> _MATERIAL PROVIDED_

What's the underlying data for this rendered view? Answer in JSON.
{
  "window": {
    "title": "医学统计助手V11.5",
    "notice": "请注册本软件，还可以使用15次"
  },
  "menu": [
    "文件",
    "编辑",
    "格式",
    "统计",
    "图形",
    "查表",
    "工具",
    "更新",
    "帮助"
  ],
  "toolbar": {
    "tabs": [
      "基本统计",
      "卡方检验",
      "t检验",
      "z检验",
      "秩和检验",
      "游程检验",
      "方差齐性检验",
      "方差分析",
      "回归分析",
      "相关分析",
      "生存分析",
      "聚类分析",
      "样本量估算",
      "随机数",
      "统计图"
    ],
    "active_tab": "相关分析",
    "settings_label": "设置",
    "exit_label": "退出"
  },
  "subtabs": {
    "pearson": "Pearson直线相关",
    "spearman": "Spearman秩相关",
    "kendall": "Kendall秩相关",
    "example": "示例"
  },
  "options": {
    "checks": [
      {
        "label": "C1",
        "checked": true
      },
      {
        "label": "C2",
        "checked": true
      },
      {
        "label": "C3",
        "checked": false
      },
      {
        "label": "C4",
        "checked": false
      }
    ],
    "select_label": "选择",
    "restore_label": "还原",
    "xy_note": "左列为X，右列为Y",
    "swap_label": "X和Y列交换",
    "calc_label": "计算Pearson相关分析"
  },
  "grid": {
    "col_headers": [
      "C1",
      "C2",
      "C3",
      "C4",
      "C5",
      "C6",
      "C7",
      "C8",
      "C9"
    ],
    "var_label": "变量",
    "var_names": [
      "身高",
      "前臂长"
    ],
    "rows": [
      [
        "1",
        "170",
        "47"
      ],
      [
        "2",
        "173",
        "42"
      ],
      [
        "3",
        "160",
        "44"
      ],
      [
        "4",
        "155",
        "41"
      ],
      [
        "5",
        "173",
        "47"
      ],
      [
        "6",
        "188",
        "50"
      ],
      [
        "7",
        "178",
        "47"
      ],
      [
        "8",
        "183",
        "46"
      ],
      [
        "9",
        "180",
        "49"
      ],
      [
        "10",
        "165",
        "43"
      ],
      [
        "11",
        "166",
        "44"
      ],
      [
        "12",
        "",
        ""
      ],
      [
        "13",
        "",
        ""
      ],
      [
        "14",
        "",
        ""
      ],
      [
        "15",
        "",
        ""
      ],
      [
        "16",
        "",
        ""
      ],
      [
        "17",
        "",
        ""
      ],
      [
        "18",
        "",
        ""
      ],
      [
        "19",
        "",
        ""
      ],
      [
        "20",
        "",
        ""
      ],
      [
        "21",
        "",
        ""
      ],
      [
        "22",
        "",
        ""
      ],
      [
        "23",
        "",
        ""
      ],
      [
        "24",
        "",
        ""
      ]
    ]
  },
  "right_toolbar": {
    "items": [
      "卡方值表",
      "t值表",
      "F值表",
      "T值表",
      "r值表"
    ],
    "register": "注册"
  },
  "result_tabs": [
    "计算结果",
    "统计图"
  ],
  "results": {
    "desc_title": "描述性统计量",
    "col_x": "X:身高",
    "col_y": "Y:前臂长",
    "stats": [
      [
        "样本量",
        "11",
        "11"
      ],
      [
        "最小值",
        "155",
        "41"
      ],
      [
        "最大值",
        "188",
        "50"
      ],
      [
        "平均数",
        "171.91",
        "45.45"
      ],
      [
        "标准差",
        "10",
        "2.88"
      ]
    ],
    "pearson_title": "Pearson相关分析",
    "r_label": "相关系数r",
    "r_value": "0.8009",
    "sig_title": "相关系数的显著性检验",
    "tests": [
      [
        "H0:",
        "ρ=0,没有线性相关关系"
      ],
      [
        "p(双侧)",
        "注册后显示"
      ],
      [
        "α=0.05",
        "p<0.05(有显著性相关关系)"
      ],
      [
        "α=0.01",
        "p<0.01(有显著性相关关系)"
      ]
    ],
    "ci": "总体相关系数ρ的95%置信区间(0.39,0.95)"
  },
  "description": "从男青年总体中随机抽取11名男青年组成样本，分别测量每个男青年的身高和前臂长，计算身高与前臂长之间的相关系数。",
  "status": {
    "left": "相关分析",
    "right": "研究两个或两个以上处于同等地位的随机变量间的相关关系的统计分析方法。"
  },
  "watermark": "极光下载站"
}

> _SHORT EXERCISE_
Reproduce all the data word for word.

> _CORRECT RESPONSE_
What's the underlying data for this rendered view? Answer in JSON.
{
  "window": {
    "title": "医学统计助手V11.5",
    "notice": "请注册本软件，还可以使用15次"
  },
  "menu": [
    "文件",
    "编辑",
    "格式",
    "统计",
    "图形",
    "查表",
    "工具",
    "更新",
    "帮助"
  ],
  "toolbar": {
    "tabs": [
      "基本统计",
      "卡方检验",
      "t检验",
      "z检验",
      "秩和检验",
      "游程检验",
      "方差齐性检验",
      "方差分析",
      "回归分析",
      "相关分析",
      "生存分析",
      "聚类分析",
      "样本量估算",
      "随机数",
      "统计图"
    ],
    "active_tab": "相关分析",
    "settings_label": "设置",
    "exit_label": "退出"
  },
  "subtabs": {
    "pearson": "Pearson直线相关",
    "spearman": "Spearman秩相关",
    "kendall": "Kendall秩相关",
    "example": "示例"
  },
  "options": {
    "checks": [
      {
        "label": "C1",
        "checked": true
      },
      {
        "label": "C2",
        "checked": true
      },
      {
        "label": "C3",
        "checked": false
      },
      {
        "label": "C4",
        "checked": false
      }
    ],
    "select_label": "选择",
    "restore_label": "还原",
    "xy_note": "左列为X，右列为Y",
    "swap_label": "X和Y列交换",
    "calc_label": "计算Pearson相关分析"
  },
  "grid": {
    "col_headers": [
      "C1",
      "C2",
      "C3",
      "C4",
      "C5",
      "C6",
      "C7",
      "C8",
      "C9"
    ],
    "var_label": "变量",
    "var_names": [
      "身高",
      "前臂长"
    ],
    "rows": [
      [
        "1",
        "170",
        "47"
      ],
      [
        "2",
        "173",
        "42"
      ],
      [
        "3",
        "160",
        "44"
      ],
      [
        "4",
        "155",
        "41"
      ],
      [
        "5",
        "173",
        "47"
      ],
      [
        "6",
        "188",
        "50"
      ],
      [
        "7",
        "178",
        "47"
      ],
      [
        "8",
        "183",
        "46"
      ],
      [
        "9",
        "180",
        "49"
      ],
      [
        "10",
        "165",
        "43"
      ],
      [
        "11",
        "166",
        "44"
      ],
      [
        "12",
        "",
        ""
      ],
      [
        "13",
        "",
        ""
      ],
      [
        "14",
        "",
        ""
      ],
      [
        "15",
        "",
        ""
      ],
      [
        "16",
        "",
        ""
      ],
      [
        "17",
        "",
        ""
      ],
      [
        "18",
        "",
        ""
      ],
      [
        "19",
        "",
        ""
      ],
      [
        "20",
        "",
        ""
      ],
      [
        "21",
        "",
        ""
      ],
      [
        "22",
        "",
        ""
      ],
      [
        "23",
        "",
        ""
      ],
      [
        "24",
        "",
        ""
      ]
    ]
  },
  "right_toolbar": {
    "items": [
      "卡方值表",
      "t值表",
      "F值表",
      "T值表",
      "r值表"
    ],
    "register": "注册"
  },
  "result_tabs": [
    "计算结果",
    "统计图"
  ],
  "results": {
    "desc_title": "描述性统计量",
    "col_x": "X:身高",
    "col_y": "Y:前臂长",
    "stats": [
      [
        "样本量",
        "11",
        "11"
      ],
      [
        "最小值",
        "155",
        "41"
      ],
      [
        "最大值",
        "188",
        "50"
      ],
      [
        "平均数",
        "171.91",
        "45.45"
      ],
      [
        "标准差",
        "10",
        "2.88"
      ]
    ],
    "pearson_title": "Pearson相关分析",
    "r_label": "相关系数r",
    "r_value": "0.8009",
    "sig_title": "相关系数的显著性检验",
    "tests": [
      [
        "H0:",
        "ρ=0,没有线性相关关系"
      ],
      [
        "p(双侧)",
        "注册后显示"
      ],
      [
        "α=0.05",
        "p<0.05(有显著性相关关系)"
      ],
      [
        "α=0.01",
        "p<0.01(有显著性相关关系)"
      ]
    ],
    "ci": "总体相关系数ρ的95%置信区间(0.39,0.95)"
  },
  "description": "从男青年总体中随机抽取11名男青年组成样本，分别测量每个男青年的身高和前臂长，计算身高与前臂长之间的相关系数。",
  "status": {
    "left": "相关分析",
    "right": "研究两个或两个以上处于同等地位的随机变量间的相关关系的统计分析方法。"
  },
  "watermark": "极光下载站"
}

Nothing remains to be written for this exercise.